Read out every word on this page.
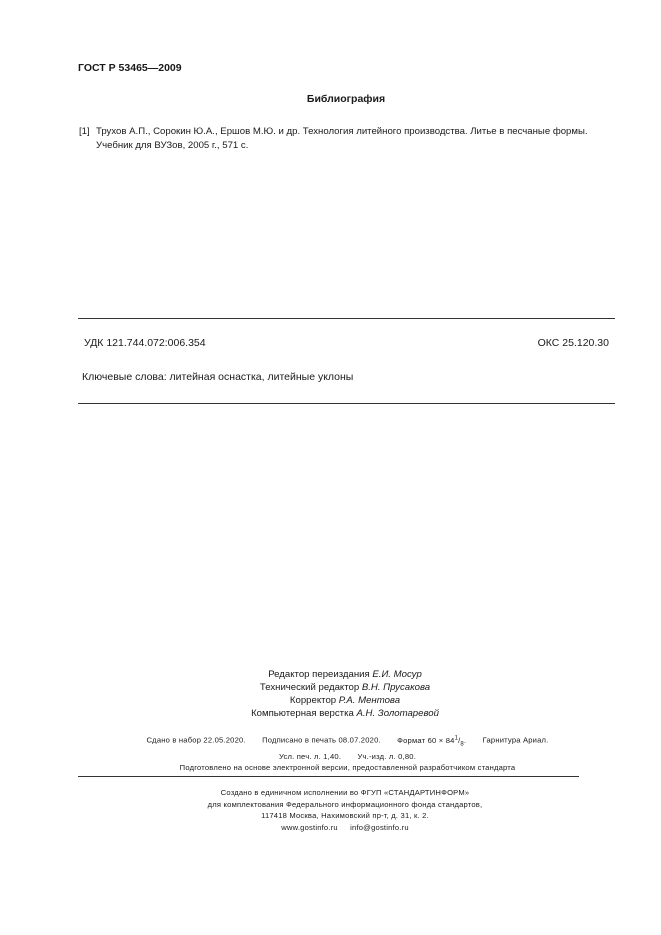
ГОСТ Р 53465—2009
Библиография
[1] Трухов А.П., Сорокин Ю.А., Ершов М.Ю. и др. Технология литейного производства. Литье в песчаные формы. Учебник для ВУЗов, 2005 г., 571 с.
УДК 121.744.072:006.354	ОКС 25.120.30
Ключевые слова: литейная оснастка, литейные уклоны
Редактор переиздания Е.И. Мосур
Технический редактор В.Н. Прусакова
Корректор Р.А. Ментова
Компьютерная верстка А.Н. Золотаревой
Сдано в набор 22.05.2020. Подписано в печать 08.07.2020. Формат $60 \times 84^1/_8$. Гарнитура Ариал.
Усл. печ. л. 1,40. Уч.-изд. л. 0,80.
Подготовлено на основе электронной версии, предоставленной разработчиком стандарта
Создано в единичном исполнении во ФГУП «СТАНДАРТИНФОРМ»
для комплектования Федерального информационного фонда стандартов,
117418 Москва, Нахимовский пр-т, д. 31, к. 2.
www.gostinfo.ru info@gostinfo.ru
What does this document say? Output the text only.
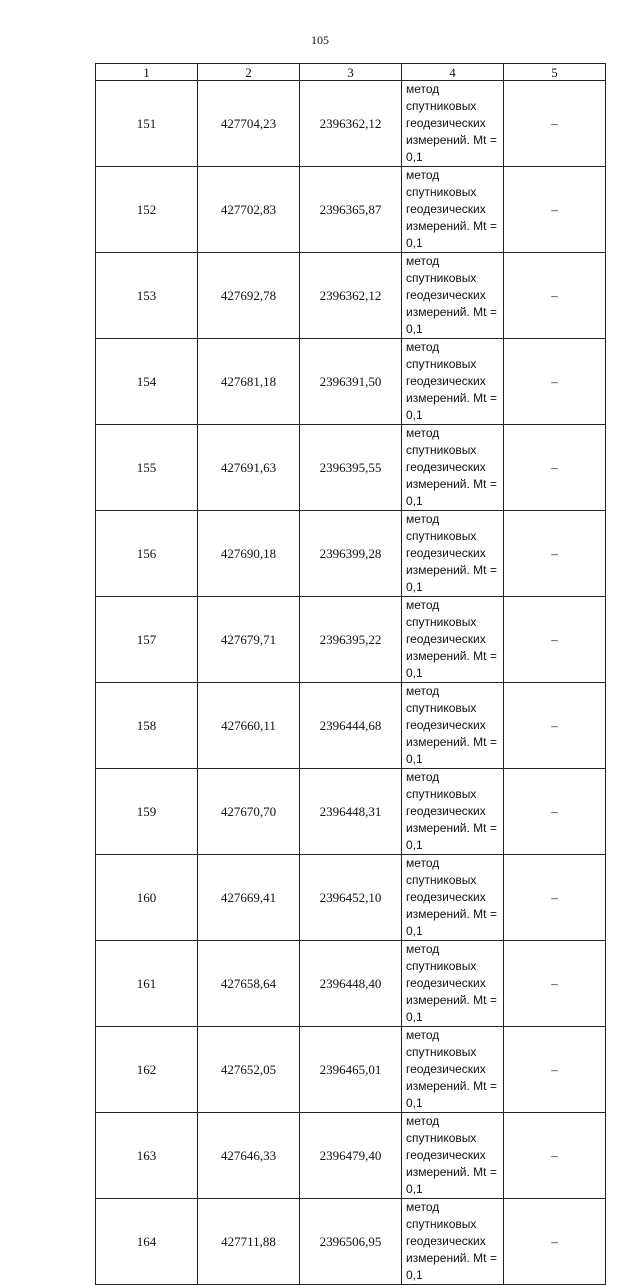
105
1	2	3	4	5
151	427704,23	2396362,12	метод спутниковых
геодезических
измерений. Mt = 0,1	–
152	427702,83	2396365,87	метод спутниковых
геодезических
измерений. Mt = 0,1	–
153	427692,78	2396362,12	метод спутниковых
геодезических
измерений. Mt = 0,1	–
154	427681,18	2396391,50	метод спутниковых
геодезических
измерений. Mt = 0,1	–
155	427691,63	2396395,55	метод спутниковых
геодезических
измерений. Mt = 0,1	–
156	427690,18	2396399,28	метод спутниковых
геодезических
измерений. Mt = 0,1	–
157	427679,71	2396395,22	метод спутниковых
геодезических
измерений. Mt = 0,1	–
158	427660,11	2396444,68	метод спутниковых
геодезических
измерений. Mt = 0,1	–
159	427670,70	2396448,31	метод спутниковых
геодезических
измерений. Mt = 0,1	–
160	427669,41	2396452,10	метод спутниковых
геодезических
измерений. Mt = 0,1	–
161	427658,64	2396448,40	метод спутниковых
геодезических
измерений. Mt = 0,1	–
162	427652,05	2396465,01	метод спутниковых
геодезических
измерений. Mt = 0,1	–
163	427646,33	2396479,40	метод спутниковых
геодезических
измерений. Mt = 0,1	–
164	427711,88	2396506,95	метод спутниковых
геодезических
измерений. Mt = 0,1	–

================

◆ The request ◆
Repeat the data exactly in full, omitting its pictures.

◆ Correct result ◆
Read out every word on this page.
ГОСТ Р 53465—2009
Библиография
[1] Трухов А.П., Сорокин Ю.А., Ершов М.Ю. и др. Технология литейного производства. Литье в песчаные формы. Учебник для ВУЗов, 2005 г., 571 с.
УДК 121.744.072:006.354	ОКС 25.120.30
Ключевые слова: литейная оснастка, литейные уклоны
Редактор переиздания Е.И. Мосур
Технический редактор В.Н. Прусакова
Корректор Р.А. Ментова
Компьютерная верстка А.Н. Золотаревой
Сдано в набор 22.05.2020. Подписано в печать 08.07.2020. Формат $60 \times 84^1/_8$. Гарнитура Ариал.
Усл. печ. л. 1,40. Уч.-изд. л. 0,80.
Подготовлено на основе электронной версии, предоставленной разработчиком стандарта
Создано в единичном исполнении во ФГУП «СТАНДАРТИНФОРМ»
для комплектования Федерального информационного фонда стандартов,
117418 Москва, Нахимовский пр-т, д. 31, к. 2.
www.gostinfo.ru info@gostinfo.ru
What does this document say? Output the text only.
105
1	2	3	4	5
151	427704,23	2396362,12	метод спутниковых
геодезических
измерений. Mt = 0,1	–
152	427702,83	2396365,87	метод спутниковых
геодезических
измерений. Mt = 0,1	–
153	427692,78	2396362,12	метод спутниковых
геодезических
измерений. Mt = 0,1	–
154	427681,18	2396391,50	метод спутниковых
геодезических
измерений. Mt = 0,1	–
155	427691,63	2396395,55	метод спутниковых
геодезических
измерений. Mt = 0,1	–
156	427690,18	2396399,28	метод спутниковых
геодезических
измерений. Mt = 0,1	–
157	427679,71	2396395,22	метод спутниковых
геодезических
измерений. Mt = 0,1	–
158	427660,11	2396444,68	метод спутниковых
геодезических
измерений. Mt = 0,1	–
159	427670,70	2396448,31	метод спутниковых
геодезических
измерений. Mt = 0,1	–
160	427669,41	2396452,10	метод спутниковых
геодезических
измерений. Mt = 0,1	–
161	427658,64	2396448,40	метод спутниковых
геодезических
измерений. Mt = 0,1	–
162	427652,05	2396465,01	метод спутниковых
геодезических
измерений. Mt = 0,1	–
163	427646,33	2396479,40	метод спутниковых
геодезических
измерений. Mt = 0,1	–
164	427711,88	2396506,95	метод спутниковых
геодезических
измерений. Mt = 0,1	–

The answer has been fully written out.